Records from a data collection —
'''
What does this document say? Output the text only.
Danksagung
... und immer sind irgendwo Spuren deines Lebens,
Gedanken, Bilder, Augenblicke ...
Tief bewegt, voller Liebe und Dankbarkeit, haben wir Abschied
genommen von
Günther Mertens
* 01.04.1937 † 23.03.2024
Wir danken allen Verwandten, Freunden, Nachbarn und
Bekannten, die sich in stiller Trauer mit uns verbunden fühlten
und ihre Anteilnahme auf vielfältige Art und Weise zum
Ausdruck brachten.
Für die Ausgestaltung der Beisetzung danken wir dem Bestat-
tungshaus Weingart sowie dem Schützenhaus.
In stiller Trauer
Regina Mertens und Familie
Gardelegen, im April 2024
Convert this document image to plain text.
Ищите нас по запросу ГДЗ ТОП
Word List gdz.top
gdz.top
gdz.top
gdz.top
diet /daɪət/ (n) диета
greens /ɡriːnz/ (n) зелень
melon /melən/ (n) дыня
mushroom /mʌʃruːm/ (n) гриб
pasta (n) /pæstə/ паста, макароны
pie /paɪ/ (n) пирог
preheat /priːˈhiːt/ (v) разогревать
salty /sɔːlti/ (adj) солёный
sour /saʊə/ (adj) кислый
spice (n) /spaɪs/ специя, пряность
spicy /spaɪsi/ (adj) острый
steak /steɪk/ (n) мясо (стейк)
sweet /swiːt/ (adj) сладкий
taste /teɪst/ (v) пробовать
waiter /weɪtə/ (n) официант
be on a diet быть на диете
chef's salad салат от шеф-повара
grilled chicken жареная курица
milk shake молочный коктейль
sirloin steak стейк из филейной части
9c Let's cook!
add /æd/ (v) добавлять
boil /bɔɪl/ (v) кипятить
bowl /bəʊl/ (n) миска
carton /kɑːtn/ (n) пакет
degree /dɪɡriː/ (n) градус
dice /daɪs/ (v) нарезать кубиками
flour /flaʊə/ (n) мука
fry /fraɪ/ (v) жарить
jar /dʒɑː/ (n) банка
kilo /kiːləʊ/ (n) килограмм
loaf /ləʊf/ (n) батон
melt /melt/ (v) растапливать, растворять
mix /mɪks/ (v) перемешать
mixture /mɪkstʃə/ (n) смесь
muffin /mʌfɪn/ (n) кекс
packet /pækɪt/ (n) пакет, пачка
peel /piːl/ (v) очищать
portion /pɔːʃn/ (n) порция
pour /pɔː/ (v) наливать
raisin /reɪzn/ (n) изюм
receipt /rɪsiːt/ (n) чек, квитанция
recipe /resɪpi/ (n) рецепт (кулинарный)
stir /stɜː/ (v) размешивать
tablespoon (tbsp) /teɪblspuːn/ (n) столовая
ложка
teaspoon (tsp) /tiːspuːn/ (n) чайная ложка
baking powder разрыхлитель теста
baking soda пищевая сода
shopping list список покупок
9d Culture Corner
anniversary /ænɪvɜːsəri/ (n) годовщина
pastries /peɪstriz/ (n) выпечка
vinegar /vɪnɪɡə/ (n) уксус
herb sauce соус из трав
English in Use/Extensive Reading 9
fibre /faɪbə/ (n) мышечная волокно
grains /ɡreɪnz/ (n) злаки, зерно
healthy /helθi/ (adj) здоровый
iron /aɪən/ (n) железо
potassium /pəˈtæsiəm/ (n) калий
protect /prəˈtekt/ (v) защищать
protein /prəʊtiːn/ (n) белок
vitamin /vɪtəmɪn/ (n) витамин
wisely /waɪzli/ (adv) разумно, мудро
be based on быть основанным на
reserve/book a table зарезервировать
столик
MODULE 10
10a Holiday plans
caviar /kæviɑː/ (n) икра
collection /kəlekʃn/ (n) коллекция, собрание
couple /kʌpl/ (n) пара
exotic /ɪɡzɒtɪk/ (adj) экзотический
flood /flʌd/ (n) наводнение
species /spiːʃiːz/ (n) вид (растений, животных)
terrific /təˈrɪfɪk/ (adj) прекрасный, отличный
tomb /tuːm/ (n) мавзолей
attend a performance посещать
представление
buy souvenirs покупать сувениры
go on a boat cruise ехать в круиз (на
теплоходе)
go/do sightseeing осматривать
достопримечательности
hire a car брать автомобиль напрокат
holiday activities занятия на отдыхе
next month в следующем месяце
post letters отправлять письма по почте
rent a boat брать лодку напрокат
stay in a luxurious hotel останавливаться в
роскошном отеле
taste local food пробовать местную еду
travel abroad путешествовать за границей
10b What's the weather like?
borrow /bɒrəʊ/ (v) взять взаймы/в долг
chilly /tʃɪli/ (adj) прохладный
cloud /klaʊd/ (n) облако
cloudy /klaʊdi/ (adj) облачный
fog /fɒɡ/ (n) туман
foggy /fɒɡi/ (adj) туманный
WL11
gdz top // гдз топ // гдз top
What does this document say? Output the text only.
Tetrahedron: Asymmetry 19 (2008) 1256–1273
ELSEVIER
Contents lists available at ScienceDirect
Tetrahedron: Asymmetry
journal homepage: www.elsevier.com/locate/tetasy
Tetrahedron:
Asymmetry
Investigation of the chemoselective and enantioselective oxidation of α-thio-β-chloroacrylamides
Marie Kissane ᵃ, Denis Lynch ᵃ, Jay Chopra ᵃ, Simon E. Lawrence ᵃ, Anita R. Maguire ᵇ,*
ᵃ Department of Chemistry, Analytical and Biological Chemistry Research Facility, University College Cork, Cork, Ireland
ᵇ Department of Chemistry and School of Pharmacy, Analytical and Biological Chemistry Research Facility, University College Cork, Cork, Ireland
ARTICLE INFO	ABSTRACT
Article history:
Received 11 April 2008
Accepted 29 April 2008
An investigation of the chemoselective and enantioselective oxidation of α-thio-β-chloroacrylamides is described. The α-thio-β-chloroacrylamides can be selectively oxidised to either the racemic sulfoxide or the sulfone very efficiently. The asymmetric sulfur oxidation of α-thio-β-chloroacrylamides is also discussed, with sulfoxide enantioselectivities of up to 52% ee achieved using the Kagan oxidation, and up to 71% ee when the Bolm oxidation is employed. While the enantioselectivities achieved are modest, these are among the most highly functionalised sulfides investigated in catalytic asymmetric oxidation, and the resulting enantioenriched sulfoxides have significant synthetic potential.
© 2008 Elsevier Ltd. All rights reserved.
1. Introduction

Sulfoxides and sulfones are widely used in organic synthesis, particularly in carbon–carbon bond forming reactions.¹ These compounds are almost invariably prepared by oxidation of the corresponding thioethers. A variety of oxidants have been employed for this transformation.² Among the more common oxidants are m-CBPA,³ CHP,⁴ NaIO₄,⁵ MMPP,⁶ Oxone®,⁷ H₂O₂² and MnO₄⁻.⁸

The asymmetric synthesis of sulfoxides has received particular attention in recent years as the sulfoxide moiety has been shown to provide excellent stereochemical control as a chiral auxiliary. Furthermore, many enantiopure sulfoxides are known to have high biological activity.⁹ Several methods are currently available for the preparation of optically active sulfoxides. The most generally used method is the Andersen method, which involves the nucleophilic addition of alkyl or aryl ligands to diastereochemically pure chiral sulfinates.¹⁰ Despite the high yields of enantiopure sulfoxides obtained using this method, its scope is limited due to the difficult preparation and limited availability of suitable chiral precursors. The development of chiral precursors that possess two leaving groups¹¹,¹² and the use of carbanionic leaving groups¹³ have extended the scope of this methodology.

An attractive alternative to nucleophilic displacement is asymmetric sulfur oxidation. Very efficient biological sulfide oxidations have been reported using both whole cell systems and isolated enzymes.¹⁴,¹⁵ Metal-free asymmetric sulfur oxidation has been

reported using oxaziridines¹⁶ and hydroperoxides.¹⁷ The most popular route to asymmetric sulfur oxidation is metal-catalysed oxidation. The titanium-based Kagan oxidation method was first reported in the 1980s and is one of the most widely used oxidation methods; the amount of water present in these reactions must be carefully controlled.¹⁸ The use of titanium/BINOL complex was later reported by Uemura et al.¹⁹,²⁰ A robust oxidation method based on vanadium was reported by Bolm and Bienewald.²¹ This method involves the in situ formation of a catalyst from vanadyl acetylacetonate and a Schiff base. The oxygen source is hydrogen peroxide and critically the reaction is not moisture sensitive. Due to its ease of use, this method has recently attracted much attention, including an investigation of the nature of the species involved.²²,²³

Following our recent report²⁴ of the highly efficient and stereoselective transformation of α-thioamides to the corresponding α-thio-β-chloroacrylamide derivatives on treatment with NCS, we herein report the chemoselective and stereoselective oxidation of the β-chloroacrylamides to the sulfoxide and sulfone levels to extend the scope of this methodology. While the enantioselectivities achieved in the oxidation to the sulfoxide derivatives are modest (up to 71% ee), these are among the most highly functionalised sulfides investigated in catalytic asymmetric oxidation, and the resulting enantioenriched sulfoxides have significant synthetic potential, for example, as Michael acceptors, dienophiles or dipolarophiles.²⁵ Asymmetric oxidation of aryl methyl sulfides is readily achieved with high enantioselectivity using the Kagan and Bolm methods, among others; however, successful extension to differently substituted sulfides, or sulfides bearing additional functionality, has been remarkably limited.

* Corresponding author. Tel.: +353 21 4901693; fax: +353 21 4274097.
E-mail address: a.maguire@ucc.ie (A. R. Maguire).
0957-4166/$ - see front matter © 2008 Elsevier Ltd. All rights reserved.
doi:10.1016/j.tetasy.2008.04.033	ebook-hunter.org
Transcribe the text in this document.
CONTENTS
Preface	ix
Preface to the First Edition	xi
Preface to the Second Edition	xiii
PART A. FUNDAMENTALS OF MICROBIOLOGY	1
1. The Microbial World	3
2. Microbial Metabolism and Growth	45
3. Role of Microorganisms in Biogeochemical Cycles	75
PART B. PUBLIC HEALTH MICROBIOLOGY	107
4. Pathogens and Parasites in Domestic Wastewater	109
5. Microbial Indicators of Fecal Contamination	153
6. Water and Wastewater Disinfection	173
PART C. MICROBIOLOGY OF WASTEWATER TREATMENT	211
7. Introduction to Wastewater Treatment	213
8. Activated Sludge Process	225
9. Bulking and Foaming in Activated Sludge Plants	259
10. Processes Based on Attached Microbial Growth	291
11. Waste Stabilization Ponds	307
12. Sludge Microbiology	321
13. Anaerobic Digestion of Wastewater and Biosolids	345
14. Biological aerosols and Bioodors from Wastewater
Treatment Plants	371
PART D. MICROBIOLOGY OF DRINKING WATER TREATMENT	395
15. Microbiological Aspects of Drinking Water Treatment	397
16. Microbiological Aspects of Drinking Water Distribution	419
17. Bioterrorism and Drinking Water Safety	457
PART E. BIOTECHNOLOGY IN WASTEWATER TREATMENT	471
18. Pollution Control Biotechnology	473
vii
'''
WORK TASK — Each line that contains the string "Maguire" should be copied from the data above.

PROBLEM SOLUTION —
Marie Kissane ᵃ, Denis Lynch ᵃ, Jay Chopra ᵃ, Simon E. Lawrence ᵃ, Anita R. Maguire ᵇ,*
E-mail address: a.maguire@ucc.ie (A. R. Maguire).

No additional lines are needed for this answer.